#### Records for this exercise ####

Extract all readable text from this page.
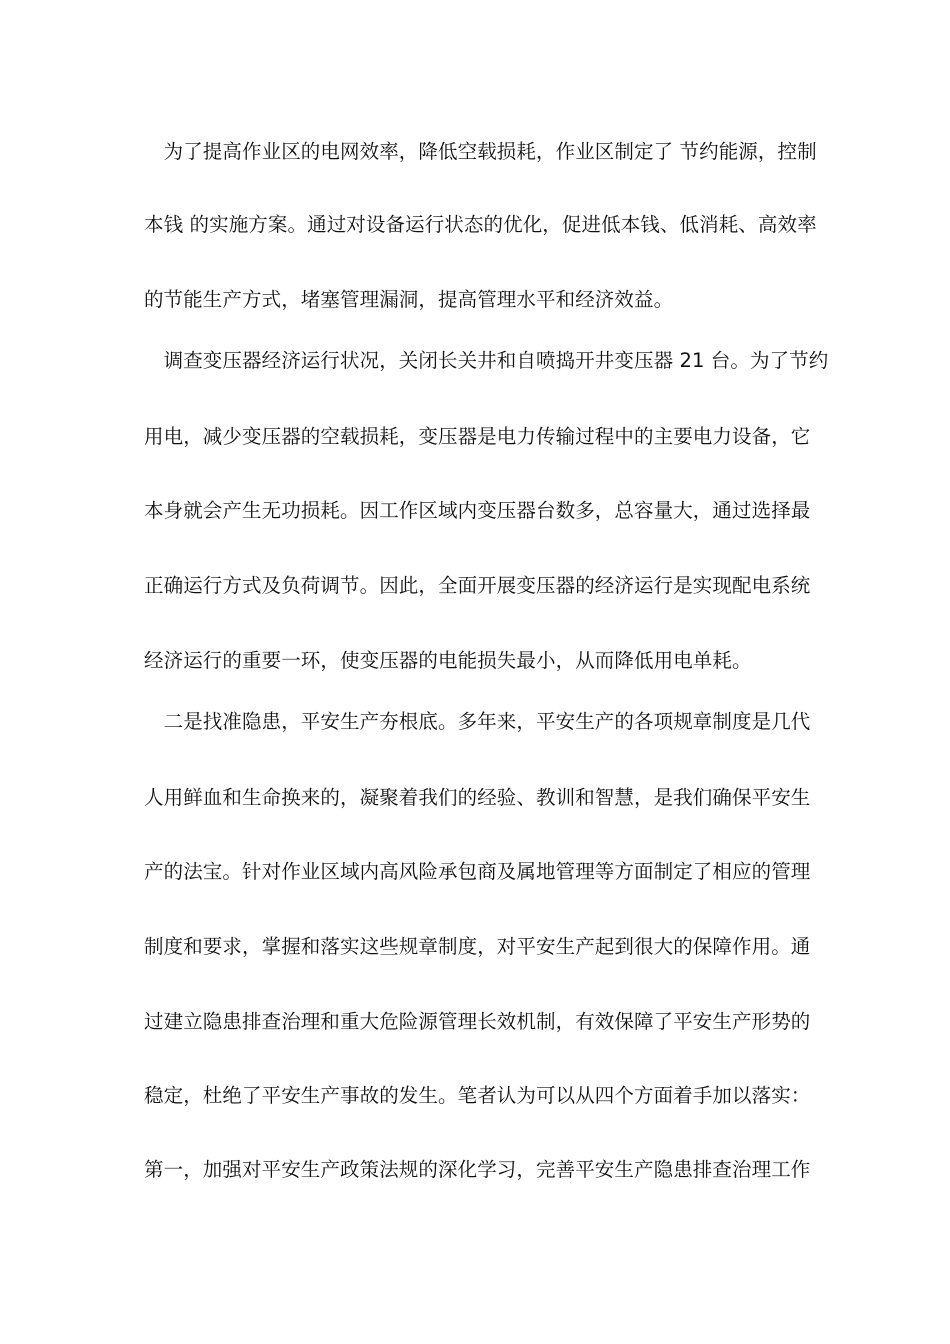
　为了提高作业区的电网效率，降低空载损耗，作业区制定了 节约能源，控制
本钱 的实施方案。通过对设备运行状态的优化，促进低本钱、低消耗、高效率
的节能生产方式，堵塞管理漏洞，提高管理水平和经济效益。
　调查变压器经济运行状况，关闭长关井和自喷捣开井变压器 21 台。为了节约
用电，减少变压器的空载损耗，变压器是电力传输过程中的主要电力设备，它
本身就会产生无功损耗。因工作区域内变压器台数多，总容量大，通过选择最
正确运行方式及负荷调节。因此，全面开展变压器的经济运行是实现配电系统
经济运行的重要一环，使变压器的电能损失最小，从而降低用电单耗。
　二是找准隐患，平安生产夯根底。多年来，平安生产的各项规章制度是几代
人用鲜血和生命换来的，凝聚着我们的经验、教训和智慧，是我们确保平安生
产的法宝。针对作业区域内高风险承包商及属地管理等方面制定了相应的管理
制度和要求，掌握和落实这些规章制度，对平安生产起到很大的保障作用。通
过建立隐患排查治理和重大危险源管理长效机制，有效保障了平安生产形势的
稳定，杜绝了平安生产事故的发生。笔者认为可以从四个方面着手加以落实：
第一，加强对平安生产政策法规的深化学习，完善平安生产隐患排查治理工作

####

— Task goal —
Reproduce the data verbatim. Do not carry any picture into the copy.

— Expected answer —
Extract all readable text from this page.
　为了提高作业区的电网效率，降低空载损耗，作业区制定了 节约能源，控制
本钱 的实施方案。通过对设备运行状态的优化，促进低本钱、低消耗、高效率
的节能生产方式，堵塞管理漏洞，提高管理水平和经济效益。
　调查变压器经济运行状况，关闭长关井和自喷捣开井变压器 21 台。为了节约
用电，减少变压器的空载损耗，变压器是电力传输过程中的主要电力设备，它
本身就会产生无功损耗。因工作区域内变压器台数多，总容量大，通过选择最
正确运行方式及负荷调节。因此，全面开展变压器的经济运行是实现配电系统
经济运行的重要一环，使变压器的电能损失最小，从而降低用电单耗。
　二是找准隐患，平安生产夯根底。多年来，平安生产的各项规章制度是几代
人用鲜血和生命换来的，凝聚着我们的经验、教训和智慧，是我们确保平安生
产的法宝。针对作业区域内高风险承包商及属地管理等方面制定了相应的管理
制度和要求，掌握和落实这些规章制度，对平安生产起到很大的保障作用。通
过建立隐患排查治理和重大危险源管理长效机制，有效保障了平安生产形势的
稳定，杜绝了平安生产事故的发生。笔者认为可以从四个方面着手加以落实：
第一，加强对平安生产政策法规的深化学习，完善平安生产隐患排查治理工作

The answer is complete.